◆ **YOUR GOAL**
Keep only those lines of the records that include the string "Skylights".
====== RECORDS SHOWN ======
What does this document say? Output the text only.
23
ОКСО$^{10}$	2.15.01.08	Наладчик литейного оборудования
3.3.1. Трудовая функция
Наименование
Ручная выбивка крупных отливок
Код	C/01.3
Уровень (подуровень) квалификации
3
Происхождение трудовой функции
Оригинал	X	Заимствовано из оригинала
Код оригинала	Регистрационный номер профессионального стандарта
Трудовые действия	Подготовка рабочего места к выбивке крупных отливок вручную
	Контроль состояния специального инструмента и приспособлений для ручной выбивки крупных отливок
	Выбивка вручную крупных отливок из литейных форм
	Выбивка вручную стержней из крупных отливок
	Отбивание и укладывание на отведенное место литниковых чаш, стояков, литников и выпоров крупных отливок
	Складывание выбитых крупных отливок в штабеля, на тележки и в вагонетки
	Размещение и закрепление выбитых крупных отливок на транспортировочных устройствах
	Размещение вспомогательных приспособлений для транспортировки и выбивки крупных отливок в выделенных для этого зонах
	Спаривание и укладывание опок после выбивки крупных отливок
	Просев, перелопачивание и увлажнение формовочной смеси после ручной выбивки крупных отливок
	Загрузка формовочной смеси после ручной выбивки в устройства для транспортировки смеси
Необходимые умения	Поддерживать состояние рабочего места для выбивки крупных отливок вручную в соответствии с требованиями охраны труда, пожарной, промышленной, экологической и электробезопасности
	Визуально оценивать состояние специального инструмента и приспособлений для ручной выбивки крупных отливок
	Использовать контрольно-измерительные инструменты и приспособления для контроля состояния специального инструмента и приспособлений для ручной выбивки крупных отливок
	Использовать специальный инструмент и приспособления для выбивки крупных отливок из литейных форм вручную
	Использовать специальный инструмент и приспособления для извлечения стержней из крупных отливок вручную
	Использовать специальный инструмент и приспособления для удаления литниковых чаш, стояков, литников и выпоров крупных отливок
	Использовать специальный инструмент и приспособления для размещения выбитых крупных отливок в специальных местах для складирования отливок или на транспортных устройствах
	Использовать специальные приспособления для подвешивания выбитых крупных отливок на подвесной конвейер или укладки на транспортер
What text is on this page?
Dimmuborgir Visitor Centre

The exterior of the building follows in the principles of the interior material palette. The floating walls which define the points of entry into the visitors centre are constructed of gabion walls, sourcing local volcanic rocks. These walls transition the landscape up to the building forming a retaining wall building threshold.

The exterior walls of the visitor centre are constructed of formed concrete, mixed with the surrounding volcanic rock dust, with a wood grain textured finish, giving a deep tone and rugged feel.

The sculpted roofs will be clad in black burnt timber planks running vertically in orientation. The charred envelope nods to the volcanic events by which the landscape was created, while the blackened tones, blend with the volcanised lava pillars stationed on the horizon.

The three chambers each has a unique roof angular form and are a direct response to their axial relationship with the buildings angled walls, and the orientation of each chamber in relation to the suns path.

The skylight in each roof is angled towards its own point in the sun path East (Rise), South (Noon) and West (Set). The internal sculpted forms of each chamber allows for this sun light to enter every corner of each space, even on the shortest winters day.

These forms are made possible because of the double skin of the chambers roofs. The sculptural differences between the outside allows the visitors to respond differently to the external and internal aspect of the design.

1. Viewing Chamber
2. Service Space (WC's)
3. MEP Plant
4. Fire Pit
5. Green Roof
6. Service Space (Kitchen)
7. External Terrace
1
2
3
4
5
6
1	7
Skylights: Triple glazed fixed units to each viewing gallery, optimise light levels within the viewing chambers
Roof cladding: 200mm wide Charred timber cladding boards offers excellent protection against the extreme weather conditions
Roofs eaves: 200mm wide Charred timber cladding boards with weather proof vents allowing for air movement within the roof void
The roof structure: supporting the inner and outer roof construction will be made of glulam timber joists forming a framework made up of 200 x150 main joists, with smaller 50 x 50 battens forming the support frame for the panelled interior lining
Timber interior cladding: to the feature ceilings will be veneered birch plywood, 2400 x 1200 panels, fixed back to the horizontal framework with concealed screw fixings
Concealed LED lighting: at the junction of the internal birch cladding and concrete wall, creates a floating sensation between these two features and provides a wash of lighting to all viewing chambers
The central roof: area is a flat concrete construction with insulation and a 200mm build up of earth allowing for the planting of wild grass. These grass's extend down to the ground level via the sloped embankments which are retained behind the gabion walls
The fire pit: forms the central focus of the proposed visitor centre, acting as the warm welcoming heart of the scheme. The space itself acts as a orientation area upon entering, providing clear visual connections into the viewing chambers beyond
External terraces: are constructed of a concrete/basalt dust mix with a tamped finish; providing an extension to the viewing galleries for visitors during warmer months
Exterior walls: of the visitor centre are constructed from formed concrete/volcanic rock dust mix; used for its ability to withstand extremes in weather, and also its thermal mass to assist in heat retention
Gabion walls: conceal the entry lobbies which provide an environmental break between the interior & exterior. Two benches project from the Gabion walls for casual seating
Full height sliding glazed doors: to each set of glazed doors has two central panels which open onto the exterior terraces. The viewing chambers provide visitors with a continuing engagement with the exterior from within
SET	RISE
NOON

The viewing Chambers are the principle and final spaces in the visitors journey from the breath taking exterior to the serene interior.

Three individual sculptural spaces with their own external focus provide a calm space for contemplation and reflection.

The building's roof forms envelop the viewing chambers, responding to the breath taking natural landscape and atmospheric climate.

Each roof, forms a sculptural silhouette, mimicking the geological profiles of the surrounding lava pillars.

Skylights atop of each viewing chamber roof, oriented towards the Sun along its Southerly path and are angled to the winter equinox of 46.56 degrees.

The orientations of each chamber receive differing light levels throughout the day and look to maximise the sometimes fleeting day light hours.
======
◆ **EXERCISE RESULT**
Skylights: Triple glazed fixed units to each viewing gallery, optimise light levels within the viewing chambers
Skylights atop of each viewing chamber roof, oriented towards the Sun along its Southerly path and are angled to the winter equinox of 46.56 degrees.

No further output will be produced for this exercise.